■ Task to complete ■
Lines that contain the string "Colorway" are to be copied; leave out all others.

--- BEGIN ---

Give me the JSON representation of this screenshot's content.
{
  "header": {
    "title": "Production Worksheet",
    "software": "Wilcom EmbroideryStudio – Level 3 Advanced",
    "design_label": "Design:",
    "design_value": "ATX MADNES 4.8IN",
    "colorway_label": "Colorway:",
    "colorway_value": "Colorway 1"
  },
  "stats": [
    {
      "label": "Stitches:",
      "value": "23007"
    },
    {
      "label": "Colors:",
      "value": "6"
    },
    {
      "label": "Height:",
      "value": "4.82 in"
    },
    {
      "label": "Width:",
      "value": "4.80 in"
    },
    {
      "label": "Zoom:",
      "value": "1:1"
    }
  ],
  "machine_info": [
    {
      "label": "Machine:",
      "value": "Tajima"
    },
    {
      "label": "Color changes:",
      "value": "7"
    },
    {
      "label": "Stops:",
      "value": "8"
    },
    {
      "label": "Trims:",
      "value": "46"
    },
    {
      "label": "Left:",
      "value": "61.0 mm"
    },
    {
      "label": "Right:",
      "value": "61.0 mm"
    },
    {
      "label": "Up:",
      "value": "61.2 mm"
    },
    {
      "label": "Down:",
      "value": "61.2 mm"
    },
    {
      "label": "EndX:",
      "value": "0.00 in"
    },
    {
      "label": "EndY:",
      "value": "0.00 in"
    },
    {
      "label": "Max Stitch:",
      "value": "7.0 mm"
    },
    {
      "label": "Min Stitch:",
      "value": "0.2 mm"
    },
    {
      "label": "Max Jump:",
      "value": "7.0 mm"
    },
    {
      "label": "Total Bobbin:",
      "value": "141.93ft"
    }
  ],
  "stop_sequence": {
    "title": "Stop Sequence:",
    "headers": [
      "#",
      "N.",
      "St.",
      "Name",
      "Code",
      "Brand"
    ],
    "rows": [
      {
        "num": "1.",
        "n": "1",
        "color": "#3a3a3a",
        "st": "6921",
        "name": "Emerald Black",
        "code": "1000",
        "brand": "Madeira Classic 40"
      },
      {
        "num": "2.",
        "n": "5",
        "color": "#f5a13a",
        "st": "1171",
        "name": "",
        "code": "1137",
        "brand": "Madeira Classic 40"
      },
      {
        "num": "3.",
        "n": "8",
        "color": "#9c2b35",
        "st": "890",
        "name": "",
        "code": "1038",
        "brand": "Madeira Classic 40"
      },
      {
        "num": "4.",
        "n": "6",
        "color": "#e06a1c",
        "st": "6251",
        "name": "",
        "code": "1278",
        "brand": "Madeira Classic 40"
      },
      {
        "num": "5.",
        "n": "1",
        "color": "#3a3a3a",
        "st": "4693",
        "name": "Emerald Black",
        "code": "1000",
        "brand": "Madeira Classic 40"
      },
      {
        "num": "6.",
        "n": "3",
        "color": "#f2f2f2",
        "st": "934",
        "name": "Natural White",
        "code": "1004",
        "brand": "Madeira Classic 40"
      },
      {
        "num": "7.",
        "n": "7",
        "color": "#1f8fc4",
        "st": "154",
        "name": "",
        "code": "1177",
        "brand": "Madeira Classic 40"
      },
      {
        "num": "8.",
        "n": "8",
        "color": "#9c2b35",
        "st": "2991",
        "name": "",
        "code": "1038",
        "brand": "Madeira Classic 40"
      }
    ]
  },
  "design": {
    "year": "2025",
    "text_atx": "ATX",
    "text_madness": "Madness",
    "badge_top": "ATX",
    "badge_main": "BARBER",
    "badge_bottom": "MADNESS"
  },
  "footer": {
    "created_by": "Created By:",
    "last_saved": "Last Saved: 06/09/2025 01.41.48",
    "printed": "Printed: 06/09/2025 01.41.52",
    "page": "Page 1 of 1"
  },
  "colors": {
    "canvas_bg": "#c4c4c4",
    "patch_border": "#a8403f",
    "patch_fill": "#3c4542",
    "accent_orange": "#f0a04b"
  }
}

--- END ---

■ Written response ■
    "colorway_label": "Colorway:",
    "colorway_value": "Colorway 1"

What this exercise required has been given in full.